◆ Instructions to follow: Copy out each line of the data holding "rest".

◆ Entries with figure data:
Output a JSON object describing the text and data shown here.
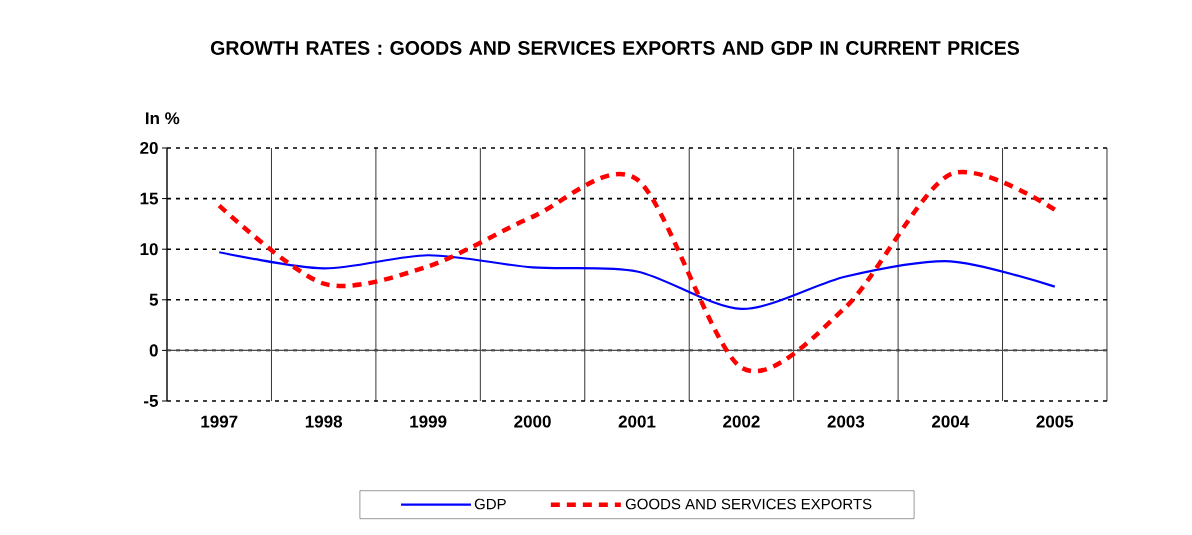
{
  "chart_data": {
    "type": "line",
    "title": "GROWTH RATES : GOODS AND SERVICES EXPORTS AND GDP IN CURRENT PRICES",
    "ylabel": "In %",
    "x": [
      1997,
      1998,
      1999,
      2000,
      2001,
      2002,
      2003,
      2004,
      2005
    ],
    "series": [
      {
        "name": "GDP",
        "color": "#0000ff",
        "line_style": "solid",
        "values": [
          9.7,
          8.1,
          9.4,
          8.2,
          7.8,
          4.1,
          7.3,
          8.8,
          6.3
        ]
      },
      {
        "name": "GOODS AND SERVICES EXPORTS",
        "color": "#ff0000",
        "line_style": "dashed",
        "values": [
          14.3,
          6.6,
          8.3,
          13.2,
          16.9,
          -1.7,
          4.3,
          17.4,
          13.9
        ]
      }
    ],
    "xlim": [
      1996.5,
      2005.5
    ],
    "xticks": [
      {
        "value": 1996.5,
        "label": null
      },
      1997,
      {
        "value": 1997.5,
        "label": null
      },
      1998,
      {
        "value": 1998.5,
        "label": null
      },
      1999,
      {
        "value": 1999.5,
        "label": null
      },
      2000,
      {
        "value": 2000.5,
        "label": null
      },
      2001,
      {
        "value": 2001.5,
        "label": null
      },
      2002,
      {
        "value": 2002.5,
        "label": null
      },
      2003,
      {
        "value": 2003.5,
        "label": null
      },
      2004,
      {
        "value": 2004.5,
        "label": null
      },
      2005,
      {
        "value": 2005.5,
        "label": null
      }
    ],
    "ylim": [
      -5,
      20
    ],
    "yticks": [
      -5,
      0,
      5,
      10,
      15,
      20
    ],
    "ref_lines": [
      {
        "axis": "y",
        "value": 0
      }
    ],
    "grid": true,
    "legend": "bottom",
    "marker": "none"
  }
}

==

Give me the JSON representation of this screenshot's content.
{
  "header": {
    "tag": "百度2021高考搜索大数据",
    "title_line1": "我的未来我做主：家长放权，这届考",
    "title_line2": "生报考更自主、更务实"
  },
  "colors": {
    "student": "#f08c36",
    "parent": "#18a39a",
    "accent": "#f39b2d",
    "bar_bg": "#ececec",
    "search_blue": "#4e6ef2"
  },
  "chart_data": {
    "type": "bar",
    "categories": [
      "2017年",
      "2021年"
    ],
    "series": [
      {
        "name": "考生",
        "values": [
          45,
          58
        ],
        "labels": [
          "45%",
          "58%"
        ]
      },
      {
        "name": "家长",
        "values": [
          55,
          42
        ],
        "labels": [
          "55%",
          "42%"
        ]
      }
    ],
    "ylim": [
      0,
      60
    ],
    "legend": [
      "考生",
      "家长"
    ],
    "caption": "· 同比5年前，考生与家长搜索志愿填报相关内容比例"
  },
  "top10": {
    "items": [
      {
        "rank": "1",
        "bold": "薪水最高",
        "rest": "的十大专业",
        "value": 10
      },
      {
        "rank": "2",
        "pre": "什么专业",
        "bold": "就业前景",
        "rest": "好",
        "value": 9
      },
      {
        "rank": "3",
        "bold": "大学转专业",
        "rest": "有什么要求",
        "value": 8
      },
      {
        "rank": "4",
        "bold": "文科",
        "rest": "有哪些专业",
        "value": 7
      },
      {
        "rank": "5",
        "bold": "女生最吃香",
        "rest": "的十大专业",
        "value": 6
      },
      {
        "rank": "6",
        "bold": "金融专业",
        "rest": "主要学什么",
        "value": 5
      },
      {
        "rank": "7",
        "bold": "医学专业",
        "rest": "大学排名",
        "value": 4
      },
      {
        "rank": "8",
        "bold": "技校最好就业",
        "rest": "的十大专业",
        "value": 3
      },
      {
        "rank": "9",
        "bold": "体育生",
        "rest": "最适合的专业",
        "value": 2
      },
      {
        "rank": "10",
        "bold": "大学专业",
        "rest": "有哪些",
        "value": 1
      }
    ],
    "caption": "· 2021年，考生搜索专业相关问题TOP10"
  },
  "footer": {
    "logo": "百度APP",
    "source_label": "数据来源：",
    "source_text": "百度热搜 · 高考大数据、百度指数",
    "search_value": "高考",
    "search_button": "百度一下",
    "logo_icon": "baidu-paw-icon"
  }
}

--

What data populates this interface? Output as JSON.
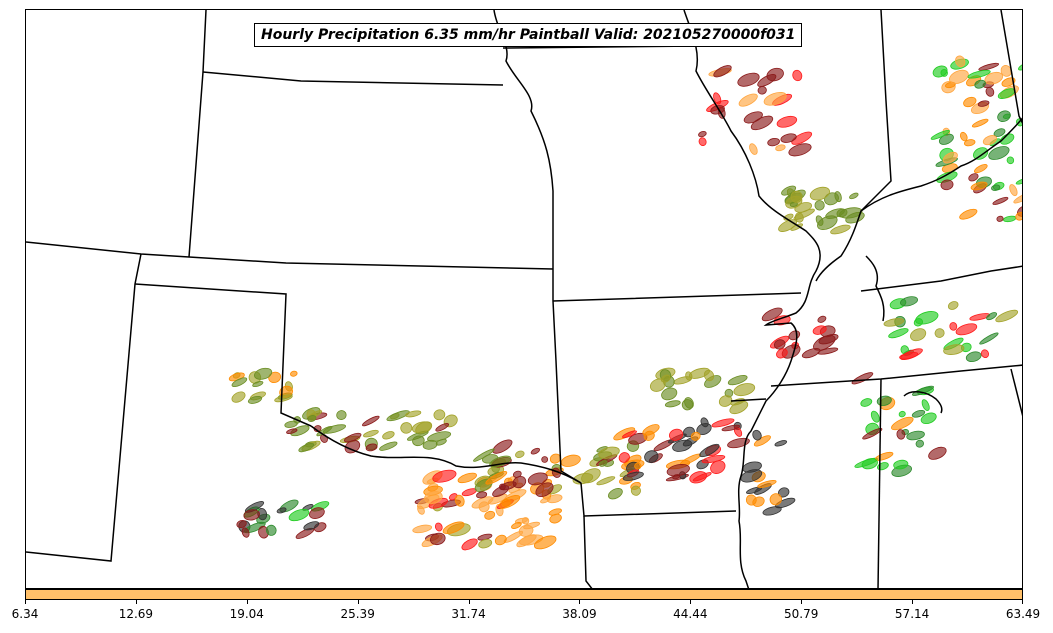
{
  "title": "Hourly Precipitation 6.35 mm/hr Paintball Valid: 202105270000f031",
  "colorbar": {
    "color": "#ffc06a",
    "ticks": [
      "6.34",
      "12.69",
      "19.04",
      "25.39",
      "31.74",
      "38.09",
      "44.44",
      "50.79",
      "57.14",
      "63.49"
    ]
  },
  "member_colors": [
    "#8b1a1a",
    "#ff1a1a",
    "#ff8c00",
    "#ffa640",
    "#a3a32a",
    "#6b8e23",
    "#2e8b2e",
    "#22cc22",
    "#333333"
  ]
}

◆ Solution:
        "rest": "的十大专业",
        "rest": "好",
        "rest": "有什么要求",
        "rest": "有哪些专业",
        "rest": "的十大专业",
        "rest": "主要学什么",
        "rest": "大学排名",
        "rest": "的十大专业",
        "rest": "最适合的专业",
        "rest": "有哪些",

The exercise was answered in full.